[Dataset rows about figures]
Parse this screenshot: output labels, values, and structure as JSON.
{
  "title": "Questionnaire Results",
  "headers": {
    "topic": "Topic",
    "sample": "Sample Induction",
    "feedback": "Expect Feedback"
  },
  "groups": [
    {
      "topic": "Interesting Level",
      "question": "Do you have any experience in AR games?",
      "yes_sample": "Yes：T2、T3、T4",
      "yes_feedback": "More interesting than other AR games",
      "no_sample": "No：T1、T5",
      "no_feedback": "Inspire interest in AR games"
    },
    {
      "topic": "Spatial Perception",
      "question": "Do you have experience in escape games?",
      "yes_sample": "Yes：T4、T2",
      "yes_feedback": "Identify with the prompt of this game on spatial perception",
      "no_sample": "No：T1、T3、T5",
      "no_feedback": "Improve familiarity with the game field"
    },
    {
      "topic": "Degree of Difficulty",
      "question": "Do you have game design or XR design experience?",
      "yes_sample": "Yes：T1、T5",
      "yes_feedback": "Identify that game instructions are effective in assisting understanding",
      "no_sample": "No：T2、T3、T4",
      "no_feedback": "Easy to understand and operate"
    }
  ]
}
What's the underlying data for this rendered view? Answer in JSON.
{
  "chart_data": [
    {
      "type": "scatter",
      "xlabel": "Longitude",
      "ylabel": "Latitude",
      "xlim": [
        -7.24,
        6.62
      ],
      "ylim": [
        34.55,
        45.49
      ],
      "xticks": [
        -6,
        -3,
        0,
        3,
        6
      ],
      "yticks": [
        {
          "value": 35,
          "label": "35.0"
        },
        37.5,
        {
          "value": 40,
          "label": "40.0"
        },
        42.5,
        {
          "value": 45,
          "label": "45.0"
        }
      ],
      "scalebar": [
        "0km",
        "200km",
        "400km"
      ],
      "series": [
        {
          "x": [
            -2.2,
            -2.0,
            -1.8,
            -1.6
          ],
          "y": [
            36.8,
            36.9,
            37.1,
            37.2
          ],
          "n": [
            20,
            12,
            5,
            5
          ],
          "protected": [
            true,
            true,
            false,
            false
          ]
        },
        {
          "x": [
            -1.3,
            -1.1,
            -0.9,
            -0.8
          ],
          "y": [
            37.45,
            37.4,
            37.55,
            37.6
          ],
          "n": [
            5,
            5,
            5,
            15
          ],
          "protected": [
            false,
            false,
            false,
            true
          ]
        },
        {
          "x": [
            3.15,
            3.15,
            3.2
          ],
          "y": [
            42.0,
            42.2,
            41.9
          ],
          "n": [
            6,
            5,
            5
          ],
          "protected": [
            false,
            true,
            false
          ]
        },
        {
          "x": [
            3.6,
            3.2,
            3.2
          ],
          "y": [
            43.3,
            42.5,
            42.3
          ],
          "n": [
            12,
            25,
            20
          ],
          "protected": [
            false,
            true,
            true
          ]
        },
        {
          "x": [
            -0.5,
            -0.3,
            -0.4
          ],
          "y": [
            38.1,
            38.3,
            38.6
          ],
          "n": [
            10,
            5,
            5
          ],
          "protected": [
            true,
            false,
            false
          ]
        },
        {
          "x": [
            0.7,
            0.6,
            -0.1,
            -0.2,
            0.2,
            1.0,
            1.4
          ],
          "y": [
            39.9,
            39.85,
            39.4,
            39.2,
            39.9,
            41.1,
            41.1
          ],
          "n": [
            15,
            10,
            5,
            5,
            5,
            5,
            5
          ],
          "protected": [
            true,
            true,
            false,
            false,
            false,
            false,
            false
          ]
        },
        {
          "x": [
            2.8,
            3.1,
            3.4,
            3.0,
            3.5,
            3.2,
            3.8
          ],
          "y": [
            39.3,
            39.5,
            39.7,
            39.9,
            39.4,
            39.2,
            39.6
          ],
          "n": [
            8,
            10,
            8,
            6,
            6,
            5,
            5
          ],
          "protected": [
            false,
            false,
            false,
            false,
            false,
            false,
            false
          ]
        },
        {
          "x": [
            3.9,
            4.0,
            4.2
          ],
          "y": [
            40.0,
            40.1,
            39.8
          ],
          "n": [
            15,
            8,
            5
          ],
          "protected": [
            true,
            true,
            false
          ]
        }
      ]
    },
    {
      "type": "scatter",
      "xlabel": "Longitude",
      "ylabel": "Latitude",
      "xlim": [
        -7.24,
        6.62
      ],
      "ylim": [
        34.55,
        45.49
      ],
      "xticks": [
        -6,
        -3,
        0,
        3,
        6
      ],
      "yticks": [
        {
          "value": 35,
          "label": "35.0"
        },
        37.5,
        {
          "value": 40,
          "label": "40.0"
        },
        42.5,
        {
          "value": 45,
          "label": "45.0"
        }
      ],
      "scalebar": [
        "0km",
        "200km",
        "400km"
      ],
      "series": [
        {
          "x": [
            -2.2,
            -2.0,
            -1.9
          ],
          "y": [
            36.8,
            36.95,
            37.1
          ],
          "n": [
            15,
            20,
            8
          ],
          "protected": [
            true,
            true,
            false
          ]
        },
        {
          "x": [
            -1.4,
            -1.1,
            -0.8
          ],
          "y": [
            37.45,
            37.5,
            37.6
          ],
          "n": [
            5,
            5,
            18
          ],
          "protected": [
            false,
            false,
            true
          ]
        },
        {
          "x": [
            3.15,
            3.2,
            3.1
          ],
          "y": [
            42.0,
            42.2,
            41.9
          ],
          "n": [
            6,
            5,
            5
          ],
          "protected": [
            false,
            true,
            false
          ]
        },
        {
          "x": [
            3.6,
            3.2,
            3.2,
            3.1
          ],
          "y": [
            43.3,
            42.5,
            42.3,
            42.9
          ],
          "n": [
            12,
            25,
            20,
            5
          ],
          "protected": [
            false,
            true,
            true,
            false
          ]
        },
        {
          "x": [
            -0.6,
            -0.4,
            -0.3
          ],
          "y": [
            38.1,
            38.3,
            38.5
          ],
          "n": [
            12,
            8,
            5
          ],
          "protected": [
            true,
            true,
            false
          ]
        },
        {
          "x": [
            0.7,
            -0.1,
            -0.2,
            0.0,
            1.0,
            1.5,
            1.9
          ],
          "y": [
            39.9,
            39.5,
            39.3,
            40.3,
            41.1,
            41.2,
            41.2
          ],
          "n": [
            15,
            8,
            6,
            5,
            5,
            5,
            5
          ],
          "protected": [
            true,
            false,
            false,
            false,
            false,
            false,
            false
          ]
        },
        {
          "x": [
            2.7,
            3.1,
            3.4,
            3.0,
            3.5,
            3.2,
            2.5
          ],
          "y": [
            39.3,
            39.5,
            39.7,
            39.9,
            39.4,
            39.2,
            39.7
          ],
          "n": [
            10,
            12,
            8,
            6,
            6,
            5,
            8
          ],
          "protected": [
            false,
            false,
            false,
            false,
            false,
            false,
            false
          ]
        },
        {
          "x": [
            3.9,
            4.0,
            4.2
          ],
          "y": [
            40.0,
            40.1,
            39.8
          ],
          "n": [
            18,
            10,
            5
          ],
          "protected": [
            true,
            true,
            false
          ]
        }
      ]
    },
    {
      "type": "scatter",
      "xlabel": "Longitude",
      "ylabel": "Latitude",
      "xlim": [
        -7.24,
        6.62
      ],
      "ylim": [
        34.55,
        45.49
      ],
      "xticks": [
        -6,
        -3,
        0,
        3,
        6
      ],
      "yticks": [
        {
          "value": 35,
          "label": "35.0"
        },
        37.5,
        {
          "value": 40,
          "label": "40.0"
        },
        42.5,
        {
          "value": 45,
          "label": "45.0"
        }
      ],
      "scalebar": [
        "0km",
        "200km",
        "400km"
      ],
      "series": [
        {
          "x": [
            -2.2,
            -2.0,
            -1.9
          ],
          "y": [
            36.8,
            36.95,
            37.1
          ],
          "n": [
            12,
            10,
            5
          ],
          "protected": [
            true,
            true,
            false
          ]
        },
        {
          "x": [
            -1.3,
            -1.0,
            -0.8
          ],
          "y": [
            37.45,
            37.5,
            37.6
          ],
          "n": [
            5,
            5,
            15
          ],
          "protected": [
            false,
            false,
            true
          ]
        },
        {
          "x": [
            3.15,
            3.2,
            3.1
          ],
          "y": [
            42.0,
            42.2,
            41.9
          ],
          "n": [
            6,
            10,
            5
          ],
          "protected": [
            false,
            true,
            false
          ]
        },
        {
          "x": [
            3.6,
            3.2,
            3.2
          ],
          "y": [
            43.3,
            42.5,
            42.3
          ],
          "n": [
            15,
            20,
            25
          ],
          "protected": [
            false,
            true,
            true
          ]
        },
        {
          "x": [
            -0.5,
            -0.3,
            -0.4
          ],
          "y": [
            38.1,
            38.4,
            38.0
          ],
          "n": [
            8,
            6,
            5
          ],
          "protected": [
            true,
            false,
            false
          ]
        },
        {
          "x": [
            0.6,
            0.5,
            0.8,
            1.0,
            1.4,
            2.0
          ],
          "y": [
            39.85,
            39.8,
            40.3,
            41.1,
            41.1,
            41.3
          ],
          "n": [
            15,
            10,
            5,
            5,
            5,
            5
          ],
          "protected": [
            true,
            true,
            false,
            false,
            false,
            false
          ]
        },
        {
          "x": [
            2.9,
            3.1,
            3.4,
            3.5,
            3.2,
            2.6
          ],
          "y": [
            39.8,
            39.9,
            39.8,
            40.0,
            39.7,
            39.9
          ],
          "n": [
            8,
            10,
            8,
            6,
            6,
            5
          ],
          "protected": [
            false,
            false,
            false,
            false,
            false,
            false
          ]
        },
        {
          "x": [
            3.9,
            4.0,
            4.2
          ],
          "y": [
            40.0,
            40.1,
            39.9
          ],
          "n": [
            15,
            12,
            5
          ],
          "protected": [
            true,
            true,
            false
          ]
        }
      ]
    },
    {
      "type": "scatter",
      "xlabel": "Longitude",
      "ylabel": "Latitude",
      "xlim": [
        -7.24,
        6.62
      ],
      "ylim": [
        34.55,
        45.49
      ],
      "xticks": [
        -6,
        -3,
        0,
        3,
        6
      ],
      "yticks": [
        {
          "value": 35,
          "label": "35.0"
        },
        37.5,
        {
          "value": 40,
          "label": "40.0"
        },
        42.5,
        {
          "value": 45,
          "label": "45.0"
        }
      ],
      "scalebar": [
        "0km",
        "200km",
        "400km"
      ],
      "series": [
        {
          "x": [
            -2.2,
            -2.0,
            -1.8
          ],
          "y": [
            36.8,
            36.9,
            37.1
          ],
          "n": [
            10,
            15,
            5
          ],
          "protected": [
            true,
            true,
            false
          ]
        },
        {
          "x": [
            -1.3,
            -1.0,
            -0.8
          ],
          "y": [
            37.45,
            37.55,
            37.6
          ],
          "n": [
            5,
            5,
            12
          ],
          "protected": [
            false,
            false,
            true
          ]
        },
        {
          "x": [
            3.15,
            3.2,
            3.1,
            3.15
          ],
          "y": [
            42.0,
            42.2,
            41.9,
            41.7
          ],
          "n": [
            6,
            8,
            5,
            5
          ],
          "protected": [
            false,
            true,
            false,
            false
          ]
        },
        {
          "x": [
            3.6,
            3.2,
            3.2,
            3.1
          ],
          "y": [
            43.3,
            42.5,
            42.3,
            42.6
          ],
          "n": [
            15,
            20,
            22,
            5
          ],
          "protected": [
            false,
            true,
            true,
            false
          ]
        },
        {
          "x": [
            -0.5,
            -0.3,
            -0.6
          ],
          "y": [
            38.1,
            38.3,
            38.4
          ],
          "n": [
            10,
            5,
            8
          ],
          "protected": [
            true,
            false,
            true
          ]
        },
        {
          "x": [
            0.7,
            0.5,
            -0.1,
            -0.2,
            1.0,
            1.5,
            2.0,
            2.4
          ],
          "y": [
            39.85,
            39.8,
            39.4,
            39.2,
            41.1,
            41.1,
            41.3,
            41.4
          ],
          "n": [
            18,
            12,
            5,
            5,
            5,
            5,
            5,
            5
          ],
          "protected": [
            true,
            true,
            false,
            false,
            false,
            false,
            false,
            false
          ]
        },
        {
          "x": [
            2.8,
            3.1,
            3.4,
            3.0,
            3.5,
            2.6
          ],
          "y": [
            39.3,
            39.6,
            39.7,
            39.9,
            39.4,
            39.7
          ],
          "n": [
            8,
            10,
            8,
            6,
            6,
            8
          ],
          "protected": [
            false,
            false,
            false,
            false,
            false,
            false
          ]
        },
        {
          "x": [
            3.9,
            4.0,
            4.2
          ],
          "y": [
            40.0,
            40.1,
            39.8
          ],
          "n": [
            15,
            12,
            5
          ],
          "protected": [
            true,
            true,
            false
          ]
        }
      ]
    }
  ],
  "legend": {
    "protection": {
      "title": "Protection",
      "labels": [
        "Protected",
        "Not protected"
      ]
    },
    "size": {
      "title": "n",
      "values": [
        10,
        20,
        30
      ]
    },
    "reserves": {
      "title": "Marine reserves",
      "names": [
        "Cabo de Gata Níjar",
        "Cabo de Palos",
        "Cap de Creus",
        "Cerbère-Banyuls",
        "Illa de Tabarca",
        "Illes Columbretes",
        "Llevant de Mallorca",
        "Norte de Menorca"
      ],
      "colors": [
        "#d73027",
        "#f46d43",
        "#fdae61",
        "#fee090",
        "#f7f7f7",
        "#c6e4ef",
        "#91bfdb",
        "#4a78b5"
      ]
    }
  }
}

WHAT THIS TASK INVOLVES ::
Filter the entries down to the lines containing "Identify". Copy each of those lines.

RESPONSE TO THE TASK ::
      "yes_feedback": "Identify with the prompt of this game on spatial perception",
      "yes_feedback": "Identify that game instructions are effective in assisting understanding",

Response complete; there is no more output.